* _TO DO_
Write out all of the rows below again, swapping "block diagram" for "schematic" and changing nothing else. Leave the pictures out of your answer.

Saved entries
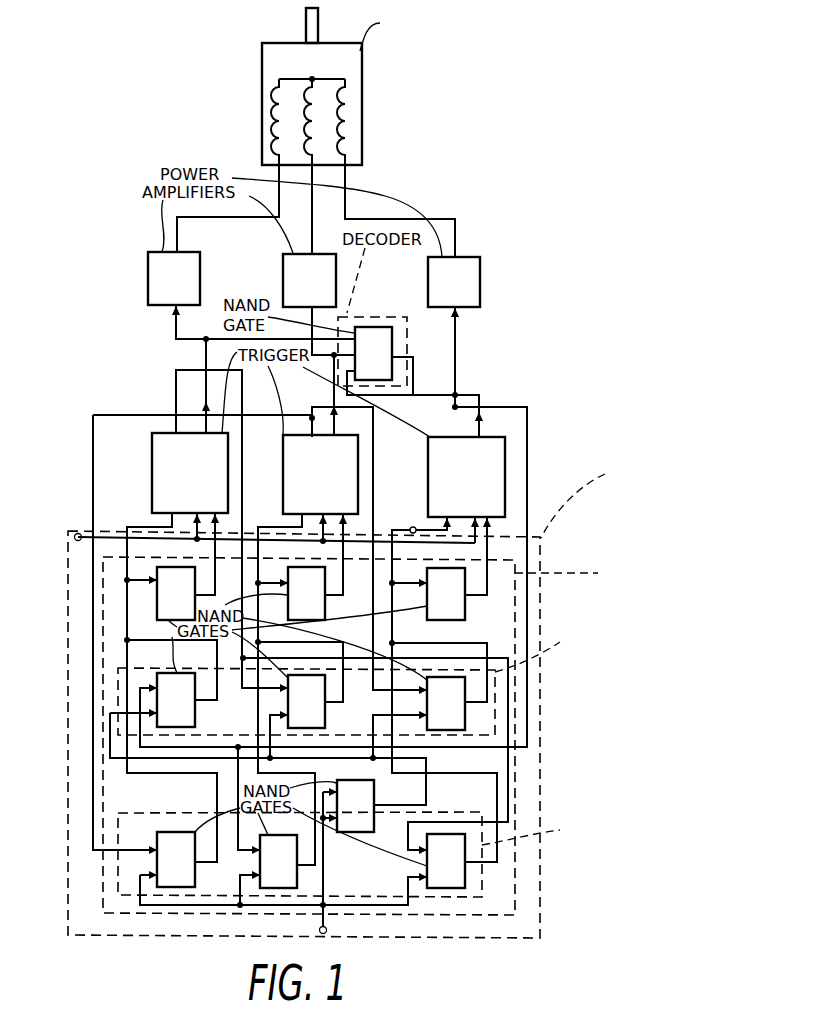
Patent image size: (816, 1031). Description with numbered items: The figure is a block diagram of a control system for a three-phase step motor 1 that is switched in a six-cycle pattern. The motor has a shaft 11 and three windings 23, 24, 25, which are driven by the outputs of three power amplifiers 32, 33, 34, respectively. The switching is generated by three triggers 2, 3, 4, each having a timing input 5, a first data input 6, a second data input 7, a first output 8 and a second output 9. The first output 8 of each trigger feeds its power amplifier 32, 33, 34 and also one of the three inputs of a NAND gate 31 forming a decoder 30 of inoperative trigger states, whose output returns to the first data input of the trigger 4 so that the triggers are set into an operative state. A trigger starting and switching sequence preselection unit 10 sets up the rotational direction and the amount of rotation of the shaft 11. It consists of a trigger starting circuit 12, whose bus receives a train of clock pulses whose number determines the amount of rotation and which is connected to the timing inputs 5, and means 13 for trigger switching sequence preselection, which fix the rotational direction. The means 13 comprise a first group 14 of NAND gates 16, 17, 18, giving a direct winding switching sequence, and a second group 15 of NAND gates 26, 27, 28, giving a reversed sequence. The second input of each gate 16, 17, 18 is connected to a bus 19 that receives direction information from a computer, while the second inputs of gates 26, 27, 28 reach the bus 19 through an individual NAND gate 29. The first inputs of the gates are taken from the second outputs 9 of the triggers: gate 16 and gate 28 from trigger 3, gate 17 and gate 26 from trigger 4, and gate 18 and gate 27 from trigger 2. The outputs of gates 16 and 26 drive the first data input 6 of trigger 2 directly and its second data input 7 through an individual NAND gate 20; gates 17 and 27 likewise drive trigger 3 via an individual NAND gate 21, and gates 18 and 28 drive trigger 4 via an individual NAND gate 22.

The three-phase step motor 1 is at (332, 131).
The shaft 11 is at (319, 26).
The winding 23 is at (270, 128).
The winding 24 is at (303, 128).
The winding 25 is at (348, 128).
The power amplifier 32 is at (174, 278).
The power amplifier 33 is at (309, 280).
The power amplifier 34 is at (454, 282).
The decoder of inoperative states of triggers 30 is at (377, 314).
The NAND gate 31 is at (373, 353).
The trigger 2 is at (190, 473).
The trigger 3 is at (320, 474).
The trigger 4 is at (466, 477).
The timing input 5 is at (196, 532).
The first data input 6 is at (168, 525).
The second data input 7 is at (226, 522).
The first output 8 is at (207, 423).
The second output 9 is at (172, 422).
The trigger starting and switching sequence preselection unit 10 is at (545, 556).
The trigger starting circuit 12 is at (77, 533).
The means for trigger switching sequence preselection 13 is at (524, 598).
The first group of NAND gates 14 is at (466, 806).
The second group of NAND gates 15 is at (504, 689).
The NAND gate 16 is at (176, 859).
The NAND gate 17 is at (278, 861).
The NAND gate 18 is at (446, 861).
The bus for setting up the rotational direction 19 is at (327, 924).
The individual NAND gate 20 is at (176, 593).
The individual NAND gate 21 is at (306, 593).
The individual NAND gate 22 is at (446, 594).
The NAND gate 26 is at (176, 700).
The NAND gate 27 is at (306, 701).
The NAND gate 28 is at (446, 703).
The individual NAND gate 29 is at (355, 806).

* _TASK RESPONSE_
Patent image size: (816, 1031). Description with numbered items: The figure is a schematic of a control system for a three-phase step motor 1 that is switched in a six-cycle pattern. The motor has a shaft 11 and three windings 23, 24, 25, which are driven by the outputs of three power amplifiers 32, 33, 34, respectively. The switching is generated by three triggers 2, 3, 4, each having a timing input 5, a first data input 6, a second data input 7, a first output 8 and a second output 9. The first output 8 of each trigger feeds its power amplifier 32, 33, 34 and also one of the three inputs of a NAND gate 31 forming a decoder 30 of inoperative trigger states, whose output returns to the first data input of the trigger 4 so that the triggers are set into an operative state. A trigger starting and switching sequence preselection unit 10 sets up the rotational direction and the amount of rotation of the shaft 11. It consists of a trigger starting circuit 12, whose bus receives a train of clock pulses whose number determines the amount of rotation and which is connected to the timing inputs 5, and means 13 for trigger switching sequence preselection, which fix the rotational direction. The means 13 comprise a first group 14 of NAND gates 16, 17, 18, giving a direct winding switching sequence, and a second group 15 of NAND gates 26, 27, 28, giving a reversed sequence. The second input of each gate 16, 17, 18 is connected to a bus 19 that receives direction information from a computer, while the second inputs of gates 26, 27, 28 reach the bus 19 through an individual NAND gate 29. The first inputs of the gates are taken from the second outputs 9 of the triggers: gate 16 and gate 28 from trigger 3, gate 17 and gate 26 from trigger 4, and gate 18 and gate 27 from trigger 2. The outputs of gates 16 and 26 drive the first data input 6 of trigger 2 directly and its second data input 7 through an individual NAND gate 20; gates 17 and 27 likewise drive trigger 3 via an individual NAND gate 21, and gates 18 and 28 drive trigger 4 via an individual NAND gate 22.

The three-phase step motor 1 is at (332, 131).
The shaft 11 is at (319, 26).
The winding 23 is at (270, 128).
The winding 24 is at (303, 128).
The winding 25 is at (348, 128).
The power amplifier 32 is at (174, 278).
The power amplifier 33 is at (309, 280).
The power amplifier 34 is at (454, 282).
The decoder of inoperative states of triggers 30 is at (377, 314).
The NAND gate 31 is at (373, 353).
The trigger 2 is at (190, 473).
The trigger 3 is at (320, 474).
The trigger 4 is at (466, 477).
The timing input 5 is at (196, 532).
The first data input 6 is at (168, 525).
The second data input 7 is at (226, 522).
The first output 8 is at (207, 423).
The second output 9 is at (172, 422).
The trigger starting and switching sequence preselection unit 10 is at (545, 556).
The trigger starting circuit 12 is at (77, 533).
The means for trigger switching sequence preselection 13 is at (524, 598).
The first group of NAND gates 14 is at (466, 806).
The second group of NAND gates 15 is at (504, 689).
The NAND gate 16 is at (176, 859).
The NAND gate 17 is at (278, 861).
The NAND gate 18 is at (446, 861).
The bus for setting up the rotational direction 19 is at (327, 924).
The individual NAND gate 20 is at (176, 593).
The individual NAND gate 21 is at (306, 593).
The individual NAND gate 22 is at (446, 594).
The NAND gate 26 is at (176, 700).
The NAND gate 27 is at (306, 701).
The NAND gate 28 is at (446, 703).
The individual NAND gate 29 is at (355, 806).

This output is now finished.